━━ Extract ━━

The reduction of trade barriers among the USMCA’s parties will strengthen U.S., Mexican and Canadian supply chains, returning manufacturing jobs to North America from China. Even before the Covid-19 pandemic exposed how North America had become too dependent on China for medical equipment and drugs, Beijing’s campaign of intimidation and censorship was already hurting international companies.

So write H.R. McMaster and Pablo Tortolero in “The North American Trade Dividend,” Wall Street Journal, July 6. (Print edition: July 7.)

The above paragraph suggests that the new United States Mexico Canada Agreement (USMCA) is a move to freer trade. Otherwise how could the authors claim that there’s a reduction of trade barriers.

It’s not.

I wrote about the USMCA at length in a Hoover publication, Defining Ideas, on December 20. My article is titled “NAFTA 0.0.” Here’s how I explained the title:

Some people are referring to the USMCA as NAFTA 2.0. When we use such a numbering system for software, the higher the number the better the product. So software 2.0 is presumably better than software 1.0. In this case, though, USMCA is likely inferior to NAFTA. So USMCA could reasonably be labeled NAFTA 0.0.

In other words, in most important respects, USMCA is a move away from the free trade aspects of NAFTA.

I elaborated in the piece:

There are some improvements. One is in agriculture. Governments in Canada have been notorious for restricting agriculture imports from the United States. Those include dairy products, eggs, wheat, poultry, and wine. The USMCA would lighten these restrictions. That’s particularly important for the U.S. dairy industry right now because of the decades-long decline in the amount of milk that the average American consumes. To put this in perspective, though, this is nothing like free trade; it simply increases, in small steps, the amount of various agricultural products that can be imported into Canada from the United States. Take a look at the  U.S. Trade Representative’s bragging Fact Sheet on agriculture under the USMCA and see if it doesn’t make you think about a central planner grudgingly allowing slightly more freedom. Robert Lighthizer, the U.S. Trade Presentative and a vocal advocate of managed trade, might be proud. Neither Canadians nor Americans should be.

Another improvement is in the area of digital trade. The U.S. government’s International Trade Commission (ITC), in its April 2019 analysis, claimed that the USMCA would, after six years, actually increase U.S. real GDP, relative to the NAFTA baseline, by $68.2 billion, or 0.35 percent. That’s a substantial number, amounting to about $200 annually per American. But, the ITC admits, that estimate leans heavily on the assumption that the digital trade rules would be clear enough that digital trade would expand substantially. Simon Lester, associate director of the Cato Institute’s Herbert A. Stiefel Center for Trade Policy Studies, expresses a well-founded skepticism. He grants that this part of the wording is good: “No Party shall prohibit or restrict the cross-border transfer of information, including personal information, by electronic means if this activity is for the conduct of the business of a covered person.” But Lester notes lots of exceptions, such as for government measures that are “necessary to achieve a legitimate public policy objective.” Legitimate in whose eyes?

━━━

**Questions on the material:**
[1] Translate this sentence from the USMCA commentary into Spanish: "In other words, in most important respects, USMCA is a move away from the free trade aspects of NAFTA."
[2] Reproduce the USMCA commentary word for word, starting with "So write H.R." and going on through "of trade barriers.".
The items have no connection to the USMCA commentary.

━━ Record excerpts ━━

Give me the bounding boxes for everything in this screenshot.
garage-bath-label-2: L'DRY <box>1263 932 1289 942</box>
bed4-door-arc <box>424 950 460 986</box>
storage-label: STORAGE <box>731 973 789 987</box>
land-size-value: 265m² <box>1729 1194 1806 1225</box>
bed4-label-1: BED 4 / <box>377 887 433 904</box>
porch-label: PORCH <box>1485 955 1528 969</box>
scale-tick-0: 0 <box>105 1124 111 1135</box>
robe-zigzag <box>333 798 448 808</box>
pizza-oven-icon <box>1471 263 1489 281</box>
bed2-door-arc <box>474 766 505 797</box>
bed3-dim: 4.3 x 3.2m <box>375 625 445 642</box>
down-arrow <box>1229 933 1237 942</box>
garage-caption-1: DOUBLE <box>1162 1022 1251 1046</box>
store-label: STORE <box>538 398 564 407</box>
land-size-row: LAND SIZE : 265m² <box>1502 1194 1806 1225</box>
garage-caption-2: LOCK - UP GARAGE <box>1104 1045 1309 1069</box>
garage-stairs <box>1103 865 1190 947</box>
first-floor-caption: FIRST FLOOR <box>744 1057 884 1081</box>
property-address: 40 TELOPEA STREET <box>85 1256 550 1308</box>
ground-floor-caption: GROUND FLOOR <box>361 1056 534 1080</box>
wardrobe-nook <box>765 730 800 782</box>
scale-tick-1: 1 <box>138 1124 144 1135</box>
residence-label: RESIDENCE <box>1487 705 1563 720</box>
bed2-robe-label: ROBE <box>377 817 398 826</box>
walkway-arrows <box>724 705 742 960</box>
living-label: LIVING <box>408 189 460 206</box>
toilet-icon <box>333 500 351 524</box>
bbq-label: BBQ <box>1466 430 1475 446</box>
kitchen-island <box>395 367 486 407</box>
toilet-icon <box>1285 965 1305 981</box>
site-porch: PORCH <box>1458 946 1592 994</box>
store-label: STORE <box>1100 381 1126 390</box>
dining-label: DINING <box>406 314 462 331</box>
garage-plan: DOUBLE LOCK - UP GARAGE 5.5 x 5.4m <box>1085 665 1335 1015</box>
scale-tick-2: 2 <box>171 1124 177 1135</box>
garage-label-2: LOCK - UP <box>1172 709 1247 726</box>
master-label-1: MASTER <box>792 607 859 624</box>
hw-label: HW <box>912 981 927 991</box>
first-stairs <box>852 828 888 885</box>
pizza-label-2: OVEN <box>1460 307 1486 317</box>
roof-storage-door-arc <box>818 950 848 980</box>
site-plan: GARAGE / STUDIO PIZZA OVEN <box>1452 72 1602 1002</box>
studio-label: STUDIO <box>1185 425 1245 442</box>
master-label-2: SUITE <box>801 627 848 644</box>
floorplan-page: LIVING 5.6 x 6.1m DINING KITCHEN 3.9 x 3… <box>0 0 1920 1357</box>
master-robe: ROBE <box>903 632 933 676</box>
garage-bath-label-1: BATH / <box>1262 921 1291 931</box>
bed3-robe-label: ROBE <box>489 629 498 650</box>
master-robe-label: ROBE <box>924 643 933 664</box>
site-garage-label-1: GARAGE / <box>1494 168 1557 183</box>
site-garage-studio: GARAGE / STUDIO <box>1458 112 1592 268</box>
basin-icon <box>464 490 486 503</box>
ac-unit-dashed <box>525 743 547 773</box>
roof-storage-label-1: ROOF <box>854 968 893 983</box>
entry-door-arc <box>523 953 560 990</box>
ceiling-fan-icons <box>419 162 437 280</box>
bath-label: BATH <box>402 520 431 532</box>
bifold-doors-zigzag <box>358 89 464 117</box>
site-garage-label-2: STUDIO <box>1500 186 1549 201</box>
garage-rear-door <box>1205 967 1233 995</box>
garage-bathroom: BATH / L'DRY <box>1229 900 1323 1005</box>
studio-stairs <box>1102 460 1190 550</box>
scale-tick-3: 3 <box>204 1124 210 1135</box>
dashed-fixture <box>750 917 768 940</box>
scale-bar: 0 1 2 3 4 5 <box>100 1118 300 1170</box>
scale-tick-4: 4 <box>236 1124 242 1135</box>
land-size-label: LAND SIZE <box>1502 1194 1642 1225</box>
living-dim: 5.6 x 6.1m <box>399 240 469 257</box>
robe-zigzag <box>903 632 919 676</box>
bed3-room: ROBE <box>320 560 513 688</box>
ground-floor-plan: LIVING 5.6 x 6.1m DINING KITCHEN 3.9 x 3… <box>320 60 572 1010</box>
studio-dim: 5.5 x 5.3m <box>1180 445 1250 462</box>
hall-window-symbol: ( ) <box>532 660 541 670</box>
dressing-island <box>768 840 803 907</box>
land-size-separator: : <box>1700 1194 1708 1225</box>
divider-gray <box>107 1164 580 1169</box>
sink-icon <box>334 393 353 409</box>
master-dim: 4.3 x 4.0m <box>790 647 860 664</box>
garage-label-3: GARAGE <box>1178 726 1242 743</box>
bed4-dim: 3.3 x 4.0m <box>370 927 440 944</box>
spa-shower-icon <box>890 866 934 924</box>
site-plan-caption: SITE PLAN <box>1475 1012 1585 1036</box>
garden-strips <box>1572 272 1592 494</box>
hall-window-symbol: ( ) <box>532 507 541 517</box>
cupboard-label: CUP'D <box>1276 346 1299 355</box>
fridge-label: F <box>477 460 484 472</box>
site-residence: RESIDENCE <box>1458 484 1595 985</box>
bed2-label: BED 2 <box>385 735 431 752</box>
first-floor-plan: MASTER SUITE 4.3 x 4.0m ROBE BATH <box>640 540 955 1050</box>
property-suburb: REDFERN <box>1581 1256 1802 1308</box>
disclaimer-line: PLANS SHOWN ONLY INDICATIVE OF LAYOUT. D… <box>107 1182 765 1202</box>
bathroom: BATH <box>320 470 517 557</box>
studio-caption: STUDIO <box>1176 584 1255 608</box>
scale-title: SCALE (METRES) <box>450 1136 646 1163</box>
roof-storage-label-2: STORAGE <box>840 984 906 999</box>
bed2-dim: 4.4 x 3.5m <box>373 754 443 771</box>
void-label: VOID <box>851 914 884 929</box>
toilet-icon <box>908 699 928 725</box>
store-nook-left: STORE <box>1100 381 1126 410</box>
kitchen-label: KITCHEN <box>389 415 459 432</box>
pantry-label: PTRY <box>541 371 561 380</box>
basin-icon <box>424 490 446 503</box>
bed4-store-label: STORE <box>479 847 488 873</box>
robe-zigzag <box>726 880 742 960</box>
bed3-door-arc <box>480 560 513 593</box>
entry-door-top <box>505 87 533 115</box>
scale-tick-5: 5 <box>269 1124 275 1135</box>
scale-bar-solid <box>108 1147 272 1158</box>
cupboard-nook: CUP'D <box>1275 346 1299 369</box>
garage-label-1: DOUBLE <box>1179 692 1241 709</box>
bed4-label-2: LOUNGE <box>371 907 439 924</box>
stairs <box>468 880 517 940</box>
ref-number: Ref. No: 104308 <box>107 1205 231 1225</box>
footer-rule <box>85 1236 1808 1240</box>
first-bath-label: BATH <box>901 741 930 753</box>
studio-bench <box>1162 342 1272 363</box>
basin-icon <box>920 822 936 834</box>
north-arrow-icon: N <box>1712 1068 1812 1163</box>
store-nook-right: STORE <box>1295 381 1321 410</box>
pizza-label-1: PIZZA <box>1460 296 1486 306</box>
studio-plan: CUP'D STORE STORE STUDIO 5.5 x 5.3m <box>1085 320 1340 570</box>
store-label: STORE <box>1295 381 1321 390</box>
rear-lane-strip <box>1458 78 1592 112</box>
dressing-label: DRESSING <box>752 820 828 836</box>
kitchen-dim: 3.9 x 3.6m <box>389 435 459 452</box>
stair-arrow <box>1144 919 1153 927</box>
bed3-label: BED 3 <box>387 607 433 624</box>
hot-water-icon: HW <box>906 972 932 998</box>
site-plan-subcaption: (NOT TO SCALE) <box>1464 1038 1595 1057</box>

━━━

**Exercise answers:**
[1] En otras palabras, en los aspectos más importantes, el USMCA representa un alejamiento de los aspectos de libre comercio del NAFTA.

[2]
So write H.R. McMaster and Pablo Tortolero in “The North American Trade Dividend,” Wall Street Journal, July 6. (Print edition: July 7.)

The above paragraph suggests that the new United States Mexico Canada Agreement (USMCA) is a move to freer trade. Otherwise how could the authors claim that there’s a reduction of trade barriers.